=== STATED EXERCISE ===
Your task is to print all of the material verbatim.

=== MATERIAL PROVIDED ===
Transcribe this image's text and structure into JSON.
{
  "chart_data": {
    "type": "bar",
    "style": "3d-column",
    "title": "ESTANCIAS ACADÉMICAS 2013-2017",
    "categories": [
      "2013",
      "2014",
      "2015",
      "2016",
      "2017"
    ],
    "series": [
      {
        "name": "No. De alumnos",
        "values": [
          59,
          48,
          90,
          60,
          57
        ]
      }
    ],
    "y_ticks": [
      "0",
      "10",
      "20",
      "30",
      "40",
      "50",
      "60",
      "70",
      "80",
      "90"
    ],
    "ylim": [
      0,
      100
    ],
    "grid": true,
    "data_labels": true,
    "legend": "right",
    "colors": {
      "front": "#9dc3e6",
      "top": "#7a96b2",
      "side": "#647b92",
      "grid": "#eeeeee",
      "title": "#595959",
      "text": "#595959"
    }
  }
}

=== EXERCISE RESPONSE ===
Transcribe this image's text and structure into JSON.
{
  "chart_data": {
    "type": "bar",
    "style": "3d-column",
    "title": "ESTANCIAS ACADÉMICAS 2013-2017",
    "categories": [
      "2013",
      "2014",
      "2015",
      "2016",
      "2017"
    ],
    "series": [
      {
        "name": "No. De alumnos",
        "values": [
          59,
          48,
          90,
          60,
          57
        ]
      }
    ],
    "y_ticks": [
      "0",
      "10",
      "20",
      "30",
      "40",
      "50",
      "60",
      "70",
      "80",
      "90"
    ],
    "ylim": [
      0,
      100
    ],
    "grid": true,
    "data_labels": true,
    "legend": "right",
    "colors": {
      "front": "#9dc3e6",
      "top": "#7a96b2",
      "side": "#647b92",
      "grid": "#eeeeee",
      "title": "#595959",
      "text": "#595959"
    }
  }
}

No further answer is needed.